# What you should do:
Read the records below and copy each line that contains "this".

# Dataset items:
++++

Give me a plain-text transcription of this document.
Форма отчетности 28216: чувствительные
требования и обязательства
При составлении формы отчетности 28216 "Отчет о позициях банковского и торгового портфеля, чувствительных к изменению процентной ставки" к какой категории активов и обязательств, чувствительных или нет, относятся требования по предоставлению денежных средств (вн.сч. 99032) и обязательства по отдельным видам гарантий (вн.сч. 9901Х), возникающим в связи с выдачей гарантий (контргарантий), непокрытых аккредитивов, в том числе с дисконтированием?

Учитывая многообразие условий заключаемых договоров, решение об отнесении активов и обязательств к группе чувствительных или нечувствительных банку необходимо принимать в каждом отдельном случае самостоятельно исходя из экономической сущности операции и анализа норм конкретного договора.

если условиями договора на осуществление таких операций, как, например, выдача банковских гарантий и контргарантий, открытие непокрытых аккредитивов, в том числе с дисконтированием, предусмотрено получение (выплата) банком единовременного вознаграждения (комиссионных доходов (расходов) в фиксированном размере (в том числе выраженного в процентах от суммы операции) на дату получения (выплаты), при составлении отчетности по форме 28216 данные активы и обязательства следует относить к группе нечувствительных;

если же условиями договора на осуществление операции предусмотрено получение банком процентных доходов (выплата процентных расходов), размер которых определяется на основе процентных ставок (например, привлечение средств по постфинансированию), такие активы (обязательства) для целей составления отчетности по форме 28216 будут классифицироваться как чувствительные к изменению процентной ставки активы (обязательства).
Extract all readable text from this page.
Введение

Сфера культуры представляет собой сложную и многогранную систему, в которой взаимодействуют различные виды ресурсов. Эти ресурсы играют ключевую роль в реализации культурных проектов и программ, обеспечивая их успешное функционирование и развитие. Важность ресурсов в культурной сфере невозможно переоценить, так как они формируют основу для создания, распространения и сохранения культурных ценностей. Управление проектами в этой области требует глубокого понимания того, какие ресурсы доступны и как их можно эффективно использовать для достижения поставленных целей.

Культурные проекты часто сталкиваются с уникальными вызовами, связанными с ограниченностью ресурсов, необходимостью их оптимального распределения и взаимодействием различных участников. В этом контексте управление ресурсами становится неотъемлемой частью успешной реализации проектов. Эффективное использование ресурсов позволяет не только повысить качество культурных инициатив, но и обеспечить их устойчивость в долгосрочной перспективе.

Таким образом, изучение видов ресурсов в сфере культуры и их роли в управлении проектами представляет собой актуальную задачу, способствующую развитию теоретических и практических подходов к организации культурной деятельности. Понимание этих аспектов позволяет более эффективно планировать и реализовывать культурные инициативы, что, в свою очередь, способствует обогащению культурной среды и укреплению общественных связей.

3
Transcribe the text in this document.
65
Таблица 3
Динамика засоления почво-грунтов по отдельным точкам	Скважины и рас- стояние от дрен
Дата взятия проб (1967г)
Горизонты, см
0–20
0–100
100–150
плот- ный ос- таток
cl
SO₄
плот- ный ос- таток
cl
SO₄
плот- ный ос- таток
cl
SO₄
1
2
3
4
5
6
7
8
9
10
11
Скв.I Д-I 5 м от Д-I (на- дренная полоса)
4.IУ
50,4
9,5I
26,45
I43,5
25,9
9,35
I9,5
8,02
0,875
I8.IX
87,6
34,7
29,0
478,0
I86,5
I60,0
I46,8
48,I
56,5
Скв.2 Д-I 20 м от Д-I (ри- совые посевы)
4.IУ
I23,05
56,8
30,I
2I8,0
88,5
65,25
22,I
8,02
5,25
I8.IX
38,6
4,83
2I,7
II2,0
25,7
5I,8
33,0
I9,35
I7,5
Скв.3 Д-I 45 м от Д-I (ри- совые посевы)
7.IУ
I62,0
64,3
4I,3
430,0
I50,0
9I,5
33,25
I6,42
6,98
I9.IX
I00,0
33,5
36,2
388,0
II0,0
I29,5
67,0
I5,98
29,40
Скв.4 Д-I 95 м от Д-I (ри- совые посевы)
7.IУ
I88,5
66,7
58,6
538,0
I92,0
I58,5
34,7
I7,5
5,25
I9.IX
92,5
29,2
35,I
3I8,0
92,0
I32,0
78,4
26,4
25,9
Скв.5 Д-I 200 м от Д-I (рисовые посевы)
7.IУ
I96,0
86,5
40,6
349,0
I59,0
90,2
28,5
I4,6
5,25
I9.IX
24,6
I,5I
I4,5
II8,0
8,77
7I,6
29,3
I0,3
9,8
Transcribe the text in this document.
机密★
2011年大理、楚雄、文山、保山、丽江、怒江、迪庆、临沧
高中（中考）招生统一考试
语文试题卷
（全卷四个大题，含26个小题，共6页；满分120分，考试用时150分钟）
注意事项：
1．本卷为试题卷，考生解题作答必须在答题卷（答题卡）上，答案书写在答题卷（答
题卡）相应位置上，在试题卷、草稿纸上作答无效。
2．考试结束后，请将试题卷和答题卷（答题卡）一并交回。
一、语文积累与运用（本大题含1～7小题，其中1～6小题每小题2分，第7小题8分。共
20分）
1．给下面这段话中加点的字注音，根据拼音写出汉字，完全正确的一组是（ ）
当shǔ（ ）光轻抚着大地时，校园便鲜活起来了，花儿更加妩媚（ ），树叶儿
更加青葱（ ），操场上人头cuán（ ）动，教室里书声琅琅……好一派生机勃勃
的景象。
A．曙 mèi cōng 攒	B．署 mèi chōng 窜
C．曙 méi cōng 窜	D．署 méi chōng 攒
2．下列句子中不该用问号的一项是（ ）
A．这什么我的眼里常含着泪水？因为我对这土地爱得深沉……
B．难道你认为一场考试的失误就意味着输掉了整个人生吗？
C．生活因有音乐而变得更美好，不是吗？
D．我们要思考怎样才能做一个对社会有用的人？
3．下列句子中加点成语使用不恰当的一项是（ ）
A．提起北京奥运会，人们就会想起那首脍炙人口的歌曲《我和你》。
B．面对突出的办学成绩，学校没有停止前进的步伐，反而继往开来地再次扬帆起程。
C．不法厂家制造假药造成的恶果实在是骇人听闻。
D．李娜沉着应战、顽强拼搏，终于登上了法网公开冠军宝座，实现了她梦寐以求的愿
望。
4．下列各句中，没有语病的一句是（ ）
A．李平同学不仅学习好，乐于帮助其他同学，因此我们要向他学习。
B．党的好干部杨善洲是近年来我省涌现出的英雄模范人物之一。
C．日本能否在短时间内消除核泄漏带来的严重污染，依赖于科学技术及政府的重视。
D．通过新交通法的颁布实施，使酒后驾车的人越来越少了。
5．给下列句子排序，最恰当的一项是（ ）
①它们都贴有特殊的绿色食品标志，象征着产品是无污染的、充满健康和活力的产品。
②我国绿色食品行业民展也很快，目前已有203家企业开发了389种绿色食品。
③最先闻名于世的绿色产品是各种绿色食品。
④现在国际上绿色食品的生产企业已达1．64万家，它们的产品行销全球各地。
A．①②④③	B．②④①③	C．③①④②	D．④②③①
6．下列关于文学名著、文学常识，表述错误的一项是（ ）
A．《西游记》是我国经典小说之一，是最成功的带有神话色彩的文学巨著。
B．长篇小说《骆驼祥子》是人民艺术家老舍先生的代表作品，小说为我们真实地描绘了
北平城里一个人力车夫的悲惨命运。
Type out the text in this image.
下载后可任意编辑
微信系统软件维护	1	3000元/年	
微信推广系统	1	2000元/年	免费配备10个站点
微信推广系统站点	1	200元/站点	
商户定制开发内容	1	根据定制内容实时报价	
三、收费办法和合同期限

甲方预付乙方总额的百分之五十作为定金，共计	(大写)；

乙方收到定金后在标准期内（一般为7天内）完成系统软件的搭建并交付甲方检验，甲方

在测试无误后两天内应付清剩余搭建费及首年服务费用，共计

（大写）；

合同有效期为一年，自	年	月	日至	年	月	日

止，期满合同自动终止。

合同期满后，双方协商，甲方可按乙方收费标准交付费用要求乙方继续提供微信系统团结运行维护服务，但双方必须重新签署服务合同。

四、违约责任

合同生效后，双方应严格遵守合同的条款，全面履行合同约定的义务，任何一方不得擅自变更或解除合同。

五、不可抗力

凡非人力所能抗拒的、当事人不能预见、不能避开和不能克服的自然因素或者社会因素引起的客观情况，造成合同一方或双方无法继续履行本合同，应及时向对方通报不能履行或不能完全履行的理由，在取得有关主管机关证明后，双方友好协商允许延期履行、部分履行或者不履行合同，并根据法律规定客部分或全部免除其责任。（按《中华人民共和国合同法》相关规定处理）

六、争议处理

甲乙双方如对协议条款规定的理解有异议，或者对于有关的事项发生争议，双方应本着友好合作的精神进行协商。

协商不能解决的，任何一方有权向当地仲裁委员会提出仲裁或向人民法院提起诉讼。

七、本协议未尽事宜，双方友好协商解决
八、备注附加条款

++++

# Complete response:
Give me a plain-text transcription of this document.
Extract all readable text from this page.
Transcribe the text in this document.
Transcribe the text in this document.
Type out the text in this image.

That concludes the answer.